>> BEGIN Entries supplied

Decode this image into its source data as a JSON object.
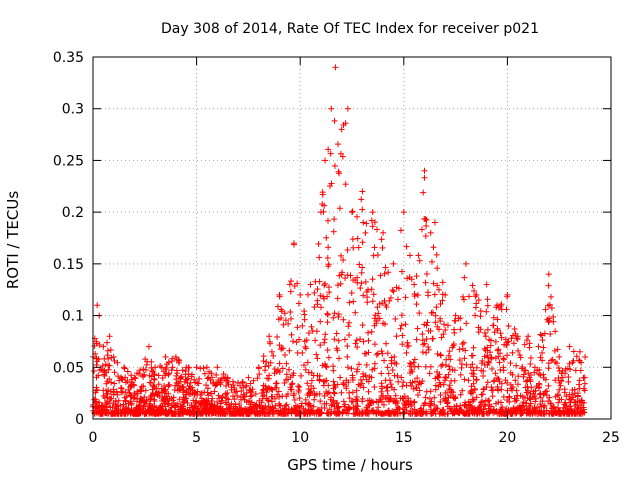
{
  "chart_data": {
    "type": "scatter",
    "title": "Day 308 of 2014, Rate Of TEC Index for receiver p021",
    "xlabel": "GPS time / hours",
    "ylabel": "ROTI / TECUs",
    "xlim": [
      0,
      25
    ],
    "ylim": [
      0,
      0.35
    ],
    "xticks": [
      0,
      5,
      10,
      15,
      20,
      25
    ],
    "xtick_labels": [
      "0",
      "5",
      "10",
      "15",
      "20",
      "25"
    ],
    "yticks": [
      0,
      0.05,
      0.1,
      0.15,
      0.2,
      0.25,
      0.3,
      0.35
    ],
    "ytick_labels": [
      "0",
      "0.05",
      "0.1",
      "0.15",
      "0.2",
      "0.25",
      "0.3",
      "0.35"
    ],
    "grid": true,
    "marker": "+",
    "color": "#ff0000",
    "x_data_range": [
      0,
      23.75
    ],
    "series": [
      {
        "name": "ROTI",
        "envelope": [
          [
            0.0,
            0.06
          ],
          [
            0.2,
            0.11
          ],
          [
            0.3,
            0.1
          ],
          [
            0.5,
            0.07
          ],
          [
            0.8,
            0.08
          ],
          [
            1.0,
            0.06
          ],
          [
            1.5,
            0.05
          ],
          [
            2.0,
            0.04
          ],
          [
            2.7,
            0.07
          ],
          [
            3.0,
            0.05
          ],
          [
            3.5,
            0.06
          ],
          [
            4.0,
            0.06
          ],
          [
            4.5,
            0.05
          ],
          [
            5.0,
            0.05
          ],
          [
            5.5,
            0.05
          ],
          [
            6.0,
            0.05
          ],
          [
            6.5,
            0.04
          ],
          [
            7.0,
            0.035
          ],
          [
            7.5,
            0.04
          ],
          [
            8.0,
            0.05
          ],
          [
            8.5,
            0.08
          ],
          [
            9.0,
            0.12
          ],
          [
            9.5,
            0.13
          ],
          [
            9.7,
            0.17
          ],
          [
            10.0,
            0.12
          ],
          [
            10.5,
            0.13
          ],
          [
            11.0,
            0.2
          ],
          [
            11.2,
            0.25
          ],
          [
            11.5,
            0.3
          ],
          [
            11.7,
            0.34
          ],
          [
            12.0,
            0.28
          ],
          [
            12.3,
            0.3
          ],
          [
            12.5,
            0.2
          ],
          [
            13.0,
            0.22
          ],
          [
            13.5,
            0.2
          ],
          [
            14.0,
            0.18
          ],
          [
            14.5,
            0.15
          ],
          [
            15.0,
            0.2
          ],
          [
            15.5,
            0.13
          ],
          [
            16.0,
            0.24
          ],
          [
            16.3,
            0.18
          ],
          [
            16.5,
            0.19
          ],
          [
            17.0,
            0.12
          ],
          [
            17.5,
            0.1
          ],
          [
            18.0,
            0.15
          ],
          [
            18.5,
            0.12
          ],
          [
            19.0,
            0.13
          ],
          [
            19.5,
            0.11
          ],
          [
            20.0,
            0.12
          ],
          [
            20.5,
            0.08
          ],
          [
            21.0,
            0.08
          ],
          [
            21.5,
            0.07
          ],
          [
            22.0,
            0.14
          ],
          [
            22.5,
            0.06
          ],
          [
            23.0,
            0.07
          ],
          [
            23.5,
            0.065
          ],
          [
            23.75,
            0.06
          ]
        ],
        "floor": 0.005
      }
    ]
  }
}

>> END Entries supplied

#### [Required task]
Each record above must be returned exactly as written, with its pictures omitted.

#### [Answer to the task]
Decode this image into its source data as a JSON object.
{
  "chart_data": {
    "type": "scatter",
    "title": "Day 308 of 2014, Rate Of TEC Index for receiver p021",
    "xlabel": "GPS time / hours",
    "ylabel": "ROTI / TECUs",
    "xlim": [
      0,
      25
    ],
    "ylim": [
      0,
      0.35
    ],
    "xticks": [
      0,
      5,
      10,
      15,
      20,
      25
    ],
    "xtick_labels": [
      "0",
      "5",
      "10",
      "15",
      "20",
      "25"
    ],
    "yticks": [
      0,
      0.05,
      0.1,
      0.15,
      0.2,
      0.25,
      0.3,
      0.35
    ],
    "ytick_labels": [
      "0",
      "0.05",
      "0.1",
      "0.15",
      "0.2",
      "0.25",
      "0.3",
      "0.35"
    ],
    "grid": true,
    "marker": "+",
    "color": "#ff0000",
    "x_data_range": [
      0,
      23.75
    ],
    "series": [
      {
        "name": "ROTI",
        "envelope": [
          [
            0.0,
            0.06
          ],
          [
            0.2,
            0.11
          ],
          [
            0.3,
            0.1
          ],
          [
            0.5,
            0.07
          ],
          [
            0.8,
            0.08
          ],
          [
            1.0,
            0.06
          ],
          [
            1.5,
            0.05
          ],
          [
            2.0,
            0.04
          ],
          [
            2.7,
            0.07
          ],
          [
            3.0,
            0.05
          ],
          [
            3.5,
            0.06
          ],
          [
            4.0,
            0.06
          ],
          [
            4.5,
            0.05
          ],
          [
            5.0,
            0.05
          ],
          [
            5.5,
            0.05
          ],
          [
            6.0,
            0.05
          ],
          [
            6.5,
            0.04
          ],
          [
            7.0,
            0.035
          ],
          [
            7.5,
            0.04
          ],
          [
            8.0,
            0.05
          ],
          [
            8.5,
            0.08
          ],
          [
            9.0,
            0.12
          ],
          [
            9.5,
            0.13
          ],
          [
            9.7,
            0.17
          ],
          [
            10.0,
            0.12
          ],
          [
            10.5,
            0.13
          ],
          [
            11.0,
            0.2
          ],
          [
            11.2,
            0.25
          ],
          [
            11.5,
            0.3
          ],
          [
            11.7,
            0.34
          ],
          [
            12.0,
            0.28
          ],
          [
            12.3,
            0.3
          ],
          [
            12.5,
            0.2
          ],
          [
            13.0,
            0.22
          ],
          [
            13.5,
            0.2
          ],
          [
            14.0,
            0.18
          ],
          [
            14.5,
            0.15
          ],
          [
            15.0,
            0.2
          ],
          [
            15.5,
            0.13
          ],
          [
            16.0,
            0.24
          ],
          [
            16.3,
            0.18
          ],
          [
            16.5,
            0.19
          ],
          [
            17.0,
            0.12
          ],
          [
            17.5,
            0.1
          ],
          [
            18.0,
            0.15
          ],
          [
            18.5,
            0.12
          ],
          [
            19.0,
            0.13
          ],
          [
            19.5,
            0.11
          ],
          [
            20.0,
            0.12
          ],
          [
            20.5,
            0.08
          ],
          [
            21.0,
            0.08
          ],
          [
            21.5,
            0.07
          ],
          [
            22.0,
            0.14
          ],
          [
            22.5,
            0.06
          ],
          [
            23.0,
            0.07
          ],
          [
            23.5,
            0.065
          ],
          [
            23.75,
            0.06
          ]
        ],
        "floor": 0.005
      }
    ]
  }
}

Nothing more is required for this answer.